[A run of records]
☆ ☆ ☆ ☆
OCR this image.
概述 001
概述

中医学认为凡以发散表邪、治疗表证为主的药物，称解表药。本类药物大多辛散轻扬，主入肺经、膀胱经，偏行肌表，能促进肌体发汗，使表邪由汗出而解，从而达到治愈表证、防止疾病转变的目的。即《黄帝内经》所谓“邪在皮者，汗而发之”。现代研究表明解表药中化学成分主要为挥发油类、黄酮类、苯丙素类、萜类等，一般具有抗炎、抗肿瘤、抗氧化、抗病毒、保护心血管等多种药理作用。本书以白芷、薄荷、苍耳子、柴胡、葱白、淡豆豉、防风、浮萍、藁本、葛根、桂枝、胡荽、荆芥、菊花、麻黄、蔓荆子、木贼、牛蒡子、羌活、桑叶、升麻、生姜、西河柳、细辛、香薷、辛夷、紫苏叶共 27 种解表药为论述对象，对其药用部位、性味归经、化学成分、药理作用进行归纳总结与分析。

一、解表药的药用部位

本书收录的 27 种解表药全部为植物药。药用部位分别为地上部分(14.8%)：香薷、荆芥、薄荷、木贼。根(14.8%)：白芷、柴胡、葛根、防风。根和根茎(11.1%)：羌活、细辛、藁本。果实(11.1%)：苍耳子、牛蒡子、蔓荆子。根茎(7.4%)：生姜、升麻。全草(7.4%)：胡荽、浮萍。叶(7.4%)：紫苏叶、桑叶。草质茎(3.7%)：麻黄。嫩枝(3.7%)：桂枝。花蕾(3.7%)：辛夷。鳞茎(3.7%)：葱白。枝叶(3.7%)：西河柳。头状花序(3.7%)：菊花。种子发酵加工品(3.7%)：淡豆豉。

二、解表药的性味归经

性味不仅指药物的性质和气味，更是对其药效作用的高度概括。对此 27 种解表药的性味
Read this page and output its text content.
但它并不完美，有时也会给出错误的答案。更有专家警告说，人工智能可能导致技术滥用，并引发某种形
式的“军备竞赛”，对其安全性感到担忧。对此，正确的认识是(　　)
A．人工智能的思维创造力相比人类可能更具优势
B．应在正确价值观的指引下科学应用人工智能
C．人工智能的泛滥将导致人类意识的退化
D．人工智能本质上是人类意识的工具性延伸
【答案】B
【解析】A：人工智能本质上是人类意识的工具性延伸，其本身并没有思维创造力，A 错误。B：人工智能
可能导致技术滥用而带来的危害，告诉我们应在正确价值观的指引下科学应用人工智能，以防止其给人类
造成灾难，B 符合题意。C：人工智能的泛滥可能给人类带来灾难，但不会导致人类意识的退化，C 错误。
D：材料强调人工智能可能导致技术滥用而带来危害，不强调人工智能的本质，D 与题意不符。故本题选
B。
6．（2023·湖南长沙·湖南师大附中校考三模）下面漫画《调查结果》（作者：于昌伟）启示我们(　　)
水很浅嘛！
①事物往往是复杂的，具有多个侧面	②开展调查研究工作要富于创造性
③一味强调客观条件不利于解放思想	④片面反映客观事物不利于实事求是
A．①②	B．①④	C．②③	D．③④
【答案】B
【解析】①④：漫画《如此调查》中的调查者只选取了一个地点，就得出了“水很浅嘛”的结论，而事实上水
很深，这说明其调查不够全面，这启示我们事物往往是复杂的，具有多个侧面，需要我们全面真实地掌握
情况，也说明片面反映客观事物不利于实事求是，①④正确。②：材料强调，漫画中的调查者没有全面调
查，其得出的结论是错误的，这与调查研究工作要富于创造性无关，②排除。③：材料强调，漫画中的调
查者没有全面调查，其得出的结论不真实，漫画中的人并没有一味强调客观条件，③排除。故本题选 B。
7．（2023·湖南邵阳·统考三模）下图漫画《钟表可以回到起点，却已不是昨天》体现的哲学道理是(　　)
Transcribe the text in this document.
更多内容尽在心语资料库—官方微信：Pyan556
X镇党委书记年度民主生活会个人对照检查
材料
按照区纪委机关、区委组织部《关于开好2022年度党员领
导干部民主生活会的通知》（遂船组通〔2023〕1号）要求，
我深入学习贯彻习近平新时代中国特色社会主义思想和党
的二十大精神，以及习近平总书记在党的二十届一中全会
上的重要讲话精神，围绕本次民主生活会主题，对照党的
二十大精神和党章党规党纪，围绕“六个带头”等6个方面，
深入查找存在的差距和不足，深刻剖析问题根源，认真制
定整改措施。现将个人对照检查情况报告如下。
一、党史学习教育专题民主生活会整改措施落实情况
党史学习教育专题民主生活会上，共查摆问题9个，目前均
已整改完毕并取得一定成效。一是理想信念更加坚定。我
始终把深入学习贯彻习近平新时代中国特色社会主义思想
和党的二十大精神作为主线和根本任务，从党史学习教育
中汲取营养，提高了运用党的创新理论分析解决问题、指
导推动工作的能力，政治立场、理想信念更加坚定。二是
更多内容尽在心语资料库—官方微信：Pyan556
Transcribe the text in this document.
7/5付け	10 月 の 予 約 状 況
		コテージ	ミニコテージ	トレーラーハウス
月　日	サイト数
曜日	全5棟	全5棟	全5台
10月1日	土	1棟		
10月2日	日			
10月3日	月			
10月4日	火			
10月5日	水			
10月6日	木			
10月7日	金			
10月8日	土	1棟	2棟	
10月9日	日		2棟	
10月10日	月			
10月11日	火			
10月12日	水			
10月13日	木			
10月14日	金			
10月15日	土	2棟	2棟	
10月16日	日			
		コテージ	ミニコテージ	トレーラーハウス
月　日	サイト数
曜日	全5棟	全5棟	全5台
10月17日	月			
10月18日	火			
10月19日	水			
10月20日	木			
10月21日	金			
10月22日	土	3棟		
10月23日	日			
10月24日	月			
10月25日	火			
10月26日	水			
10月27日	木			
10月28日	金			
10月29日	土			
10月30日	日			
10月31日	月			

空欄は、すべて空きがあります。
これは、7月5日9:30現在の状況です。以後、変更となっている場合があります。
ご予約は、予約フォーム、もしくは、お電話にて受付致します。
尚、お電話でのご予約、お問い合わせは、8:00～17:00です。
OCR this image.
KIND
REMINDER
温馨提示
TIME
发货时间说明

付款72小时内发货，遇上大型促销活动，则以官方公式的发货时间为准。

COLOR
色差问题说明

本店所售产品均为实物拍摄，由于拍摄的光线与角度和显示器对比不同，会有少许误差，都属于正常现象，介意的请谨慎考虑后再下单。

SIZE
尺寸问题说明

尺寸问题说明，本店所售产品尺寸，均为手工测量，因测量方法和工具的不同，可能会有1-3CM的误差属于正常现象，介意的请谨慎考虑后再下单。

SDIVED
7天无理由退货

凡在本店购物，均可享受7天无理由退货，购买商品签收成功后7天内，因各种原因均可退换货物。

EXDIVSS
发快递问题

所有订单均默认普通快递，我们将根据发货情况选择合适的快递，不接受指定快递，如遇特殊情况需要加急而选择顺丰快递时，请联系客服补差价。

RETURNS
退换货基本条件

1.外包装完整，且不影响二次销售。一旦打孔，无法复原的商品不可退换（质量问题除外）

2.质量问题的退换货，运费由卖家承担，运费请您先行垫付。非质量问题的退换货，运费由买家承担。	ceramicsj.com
☆ ☆ ☆ ☆
WHAT YOU HAVE TO DO: Pick out all lines from the data above in which the word "尺寸问题说明" appears.

TASK ANSWER:
尺寸问题说明
尺寸问题说明，本店所售产品尺寸，均为手工测量，因测量方法和工具的不同，可能会有1-3CM的误差属于正常现象，介意的请谨慎考虑后再下单。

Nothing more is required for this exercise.